(Extracted records)
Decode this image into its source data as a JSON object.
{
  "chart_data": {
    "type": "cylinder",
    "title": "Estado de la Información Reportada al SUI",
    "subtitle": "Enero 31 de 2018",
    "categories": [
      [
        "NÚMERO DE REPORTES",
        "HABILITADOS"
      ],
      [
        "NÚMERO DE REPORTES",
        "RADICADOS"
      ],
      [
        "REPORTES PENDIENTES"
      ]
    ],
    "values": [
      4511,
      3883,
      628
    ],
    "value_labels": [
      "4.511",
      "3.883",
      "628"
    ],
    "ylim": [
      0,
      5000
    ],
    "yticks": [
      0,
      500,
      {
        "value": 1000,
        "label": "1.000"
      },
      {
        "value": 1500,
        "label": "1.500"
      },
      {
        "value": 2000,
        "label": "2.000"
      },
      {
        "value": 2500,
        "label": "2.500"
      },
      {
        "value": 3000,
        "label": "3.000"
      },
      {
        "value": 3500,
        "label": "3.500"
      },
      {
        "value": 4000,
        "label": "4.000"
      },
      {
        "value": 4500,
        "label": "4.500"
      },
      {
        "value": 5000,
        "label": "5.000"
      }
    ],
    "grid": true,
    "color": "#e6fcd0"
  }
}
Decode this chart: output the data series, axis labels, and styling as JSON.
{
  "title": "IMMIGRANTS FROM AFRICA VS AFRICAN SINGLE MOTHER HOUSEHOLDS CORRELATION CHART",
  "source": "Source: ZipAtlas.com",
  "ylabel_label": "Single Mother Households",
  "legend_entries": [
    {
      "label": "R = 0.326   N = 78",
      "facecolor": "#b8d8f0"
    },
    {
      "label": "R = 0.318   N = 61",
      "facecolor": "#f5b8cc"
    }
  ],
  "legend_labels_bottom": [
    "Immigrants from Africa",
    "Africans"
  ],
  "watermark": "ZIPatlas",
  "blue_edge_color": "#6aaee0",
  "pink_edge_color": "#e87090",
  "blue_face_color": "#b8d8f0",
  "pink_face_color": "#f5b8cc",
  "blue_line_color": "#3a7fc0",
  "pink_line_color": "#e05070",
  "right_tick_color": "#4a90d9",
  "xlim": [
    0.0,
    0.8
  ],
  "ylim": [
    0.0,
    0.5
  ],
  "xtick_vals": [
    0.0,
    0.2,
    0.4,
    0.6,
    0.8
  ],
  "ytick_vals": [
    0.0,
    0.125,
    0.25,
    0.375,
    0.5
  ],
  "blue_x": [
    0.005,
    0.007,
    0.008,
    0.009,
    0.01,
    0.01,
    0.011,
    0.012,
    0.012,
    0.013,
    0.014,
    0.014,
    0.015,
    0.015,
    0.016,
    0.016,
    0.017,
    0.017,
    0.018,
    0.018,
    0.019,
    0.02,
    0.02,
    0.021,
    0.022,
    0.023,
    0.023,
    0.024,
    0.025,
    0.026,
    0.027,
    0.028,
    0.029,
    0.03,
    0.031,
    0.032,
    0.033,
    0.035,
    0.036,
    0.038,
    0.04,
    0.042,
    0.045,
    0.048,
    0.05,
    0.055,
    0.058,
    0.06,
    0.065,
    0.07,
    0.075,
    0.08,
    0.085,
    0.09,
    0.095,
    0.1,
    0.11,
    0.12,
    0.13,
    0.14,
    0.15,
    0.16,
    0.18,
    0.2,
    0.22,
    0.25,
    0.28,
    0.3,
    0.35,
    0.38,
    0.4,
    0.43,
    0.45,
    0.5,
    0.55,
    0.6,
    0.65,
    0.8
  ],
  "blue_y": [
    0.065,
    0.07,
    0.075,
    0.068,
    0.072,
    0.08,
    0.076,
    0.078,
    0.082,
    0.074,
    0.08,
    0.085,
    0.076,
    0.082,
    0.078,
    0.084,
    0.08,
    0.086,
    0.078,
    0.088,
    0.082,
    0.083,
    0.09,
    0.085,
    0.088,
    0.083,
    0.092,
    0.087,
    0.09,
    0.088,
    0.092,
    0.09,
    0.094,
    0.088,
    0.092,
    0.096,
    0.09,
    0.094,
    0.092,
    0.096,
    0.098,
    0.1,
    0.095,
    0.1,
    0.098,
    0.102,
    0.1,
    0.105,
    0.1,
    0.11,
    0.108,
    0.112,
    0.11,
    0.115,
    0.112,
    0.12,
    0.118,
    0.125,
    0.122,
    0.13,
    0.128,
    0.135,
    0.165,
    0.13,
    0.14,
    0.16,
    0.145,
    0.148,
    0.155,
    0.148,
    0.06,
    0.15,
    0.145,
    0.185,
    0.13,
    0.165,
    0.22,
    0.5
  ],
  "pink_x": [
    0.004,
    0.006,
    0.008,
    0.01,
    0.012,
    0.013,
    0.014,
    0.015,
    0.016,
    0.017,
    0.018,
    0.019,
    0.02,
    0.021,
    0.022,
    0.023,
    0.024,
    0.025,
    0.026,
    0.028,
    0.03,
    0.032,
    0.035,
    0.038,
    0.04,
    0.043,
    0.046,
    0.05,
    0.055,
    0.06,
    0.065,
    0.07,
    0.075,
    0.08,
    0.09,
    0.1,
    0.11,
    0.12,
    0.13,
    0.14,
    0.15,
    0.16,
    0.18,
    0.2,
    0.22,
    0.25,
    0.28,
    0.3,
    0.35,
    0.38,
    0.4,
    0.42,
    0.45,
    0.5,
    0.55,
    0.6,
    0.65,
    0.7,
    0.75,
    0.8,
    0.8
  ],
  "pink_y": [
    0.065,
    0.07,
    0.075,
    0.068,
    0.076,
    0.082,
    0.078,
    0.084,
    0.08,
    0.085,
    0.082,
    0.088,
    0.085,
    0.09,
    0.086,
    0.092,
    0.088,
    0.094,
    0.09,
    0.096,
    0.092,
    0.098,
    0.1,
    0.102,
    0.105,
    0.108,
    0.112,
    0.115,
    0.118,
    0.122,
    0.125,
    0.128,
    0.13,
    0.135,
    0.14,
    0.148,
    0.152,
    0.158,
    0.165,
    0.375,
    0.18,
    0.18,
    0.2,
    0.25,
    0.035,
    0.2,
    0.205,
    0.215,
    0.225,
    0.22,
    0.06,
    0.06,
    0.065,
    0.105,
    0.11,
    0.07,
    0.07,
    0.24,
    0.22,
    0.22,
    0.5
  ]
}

» **WHAT YOU ARE ASKED TO DO**
Locate all lines in the listing above with the word "JSON". Copy them.

» **PROBLEM SOLUTION**
Decode this image into its source data as a JSON object.
Decode this chart: output the data series, axis labels, and styling as JSON.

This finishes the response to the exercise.